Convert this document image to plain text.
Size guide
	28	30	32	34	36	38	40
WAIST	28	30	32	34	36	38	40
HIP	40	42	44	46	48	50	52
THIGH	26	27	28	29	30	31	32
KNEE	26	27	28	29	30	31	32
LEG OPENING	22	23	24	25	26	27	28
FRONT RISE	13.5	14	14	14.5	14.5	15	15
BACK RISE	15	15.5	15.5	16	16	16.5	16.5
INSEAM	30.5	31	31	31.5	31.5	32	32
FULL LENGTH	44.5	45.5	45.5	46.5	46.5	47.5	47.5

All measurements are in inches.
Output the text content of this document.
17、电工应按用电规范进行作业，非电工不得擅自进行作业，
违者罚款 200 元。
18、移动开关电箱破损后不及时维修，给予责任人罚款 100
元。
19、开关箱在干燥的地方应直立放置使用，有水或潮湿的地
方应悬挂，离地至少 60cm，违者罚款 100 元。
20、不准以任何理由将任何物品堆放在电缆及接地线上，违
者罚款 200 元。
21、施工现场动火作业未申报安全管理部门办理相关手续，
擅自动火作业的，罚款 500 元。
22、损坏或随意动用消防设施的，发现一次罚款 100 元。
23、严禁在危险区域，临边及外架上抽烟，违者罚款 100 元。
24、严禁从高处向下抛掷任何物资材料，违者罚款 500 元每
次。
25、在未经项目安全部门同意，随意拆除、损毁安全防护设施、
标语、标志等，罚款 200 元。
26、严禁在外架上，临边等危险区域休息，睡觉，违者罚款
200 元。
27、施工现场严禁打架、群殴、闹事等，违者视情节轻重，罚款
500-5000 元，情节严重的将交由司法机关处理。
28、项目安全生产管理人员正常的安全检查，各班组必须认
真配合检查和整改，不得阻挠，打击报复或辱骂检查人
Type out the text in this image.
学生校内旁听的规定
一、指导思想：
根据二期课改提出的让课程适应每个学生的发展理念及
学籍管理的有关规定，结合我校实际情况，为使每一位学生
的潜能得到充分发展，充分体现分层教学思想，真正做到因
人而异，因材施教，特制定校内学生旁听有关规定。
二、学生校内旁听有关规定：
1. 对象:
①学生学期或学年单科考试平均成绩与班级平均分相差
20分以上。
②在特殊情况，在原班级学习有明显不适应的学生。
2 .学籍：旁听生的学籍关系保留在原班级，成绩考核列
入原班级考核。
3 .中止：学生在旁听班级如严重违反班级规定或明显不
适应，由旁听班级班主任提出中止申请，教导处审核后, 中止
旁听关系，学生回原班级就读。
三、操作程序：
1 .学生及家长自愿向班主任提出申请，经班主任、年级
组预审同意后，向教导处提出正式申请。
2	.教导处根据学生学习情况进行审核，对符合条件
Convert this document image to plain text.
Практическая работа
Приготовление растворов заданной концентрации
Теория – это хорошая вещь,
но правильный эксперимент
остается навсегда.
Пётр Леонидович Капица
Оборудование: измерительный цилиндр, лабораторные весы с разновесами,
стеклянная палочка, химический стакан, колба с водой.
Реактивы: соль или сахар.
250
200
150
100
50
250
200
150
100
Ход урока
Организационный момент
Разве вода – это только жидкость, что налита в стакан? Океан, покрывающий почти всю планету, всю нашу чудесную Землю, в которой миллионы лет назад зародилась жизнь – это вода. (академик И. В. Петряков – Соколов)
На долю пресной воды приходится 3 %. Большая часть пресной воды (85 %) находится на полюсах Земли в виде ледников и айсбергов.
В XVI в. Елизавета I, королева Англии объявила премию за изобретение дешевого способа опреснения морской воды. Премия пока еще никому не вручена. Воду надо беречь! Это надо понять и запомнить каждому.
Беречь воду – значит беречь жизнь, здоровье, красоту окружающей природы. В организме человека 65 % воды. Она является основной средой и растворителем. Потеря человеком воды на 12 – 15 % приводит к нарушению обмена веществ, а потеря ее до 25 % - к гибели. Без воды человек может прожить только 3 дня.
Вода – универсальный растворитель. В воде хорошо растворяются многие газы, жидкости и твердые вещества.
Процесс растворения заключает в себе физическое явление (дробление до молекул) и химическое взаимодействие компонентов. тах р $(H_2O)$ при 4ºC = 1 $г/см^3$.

+++

> _Stated exercise_: Using the data above, reproduce every line exactly.

> _Answer to this exercise_:
Convert this document image to plain text.
Size guide
	28	30	32	34	36	38	40
WAIST	28	30	32	34	36	38	40
HIP	40	42	44	46	48	50	52
THIGH	26	27	28	29	30	31	32
KNEE	26	27	28	29	30	31	32
LEG OPENING	22	23	24	25	26	27	28
FRONT RISE	13.5	14	14	14.5	14.5	15	15
BACK RISE	15	15.5	15.5	16	16	16.5	16.5
INSEAM	30.5	31	31	31.5	31.5	32	32
FULL LENGTH	44.5	45.5	45.5	46.5	46.5	47.5	47.5

All measurements are in inches.
Output the text content of this document.
17、电工应按用电规范进行作业，非电工不得擅自进行作业，
违者罚款 200 元。
18、移动开关电箱破损后不及时维修，给予责任人罚款 100
元。
19、开关箱在干燥的地方应直立放置使用，有水或潮湿的地
方应悬挂，离地至少 60cm，违者罚款 100 元。
20、不准以任何理由将任何物品堆放在电缆及接地线上，违
者罚款 200 元。
21、施工现场动火作业未申报安全管理部门办理相关手续，
擅自动火作业的，罚款 500 元。
22、损坏或随意动用消防设施的，发现一次罚款 100 元。
23、严禁在危险区域，临边及外架上抽烟，违者罚款 100 元。
24、严禁从高处向下抛掷任何物资材料，违者罚款 500 元每
次。
25、在未经项目安全部门同意，随意拆除、损毁安全防护设施、
标语、标志等，罚款 200 元。
26、严禁在外架上，临边等危险区域休息，睡觉，违者罚款
200 元。
27、施工现场严禁打架、群殴、闹事等，违者视情节轻重，罚款
500-5000 元，情节严重的将交由司法机关处理。
28、项目安全生产管理人员正常的安全检查，各班组必须认
真配合检查和整改，不得阻挠，打击报复或辱骂检查人
Type out the text in this image.
学生校内旁听的规定
一、指导思想：
根据二期课改提出的让课程适应每个学生的发展理念及
学籍管理的有关规定，结合我校实际情况，为使每一位学生
的潜能得到充分发展，充分体现分层教学思想，真正做到因
人而异，因材施教，特制定校内学生旁听有关规定。
二、学生校内旁听有关规定：
1. 对象:
①学生学期或学年单科考试平均成绩与班级平均分相差
20分以上。
②在特殊情况，在原班级学习有明显不适应的学生。
2 .学籍：旁听生的学籍关系保留在原班级，成绩考核列
入原班级考核。
3 .中止：学生在旁听班级如严重违反班级规定或明显不
适应，由旁听班级班主任提出中止申请，教导处审核后, 中止
旁听关系，学生回原班级就读。
三、操作程序：
1 .学生及家长自愿向班主任提出申请，经班主任、年级
组预审同意后，向教导处提出正式申请。
2	.教导处根据学生学习情况进行审核，对符合条件
Convert this document image to plain text.
Практическая работа
Приготовление растворов заданной концентрации
Теория – это хорошая вещь,
но правильный эксперимент
остается навсегда.
Пётр Леонидович Капица
Оборудование: измерительный цилиндр, лабораторные весы с разновесами,
стеклянная палочка, химический стакан, колба с водой.
Реактивы: соль или сахар.
250
200
150
100
50
250
200
150
100
Ход урока
Организационный момент
Разве вода – это только жидкость, что налита в стакан? Океан, покрывающий почти всю планету, всю нашу чудесную Землю, в которой миллионы лет назад зародилась жизнь – это вода. (академик И. В. Петряков – Соколов)
На долю пресной воды приходится 3 %. Большая часть пресной воды (85 %) находится на полюсах Земли в виде ледников и айсбергов.
В XVI в. Елизавета I, королева Англии объявила премию за изобретение дешевого способа опреснения морской воды. Премия пока еще никому не вручена. Воду надо беречь! Это надо понять и запомнить каждому.
Беречь воду – значит беречь жизнь, здоровье, красоту окружающей природы. В организме человека 65 % воды. Она является основной средой и растворителем. Потеря человеком воды на 12 – 15 % приводит к нарушению обмена веществ, а потеря ее до 25 % - к гибели. Без воды человек может прожить только 3 дня.
Вода – универсальный растворитель. В воде хорошо растворяются многие газы, жидкости и твердые вещества.
Процесс растворения заключает в себе физическое явление (дробление до молекул) и химическое взаимодействие компонентов. тах р $(H_2O)$ при 4ºC = 1 $г/см^3$.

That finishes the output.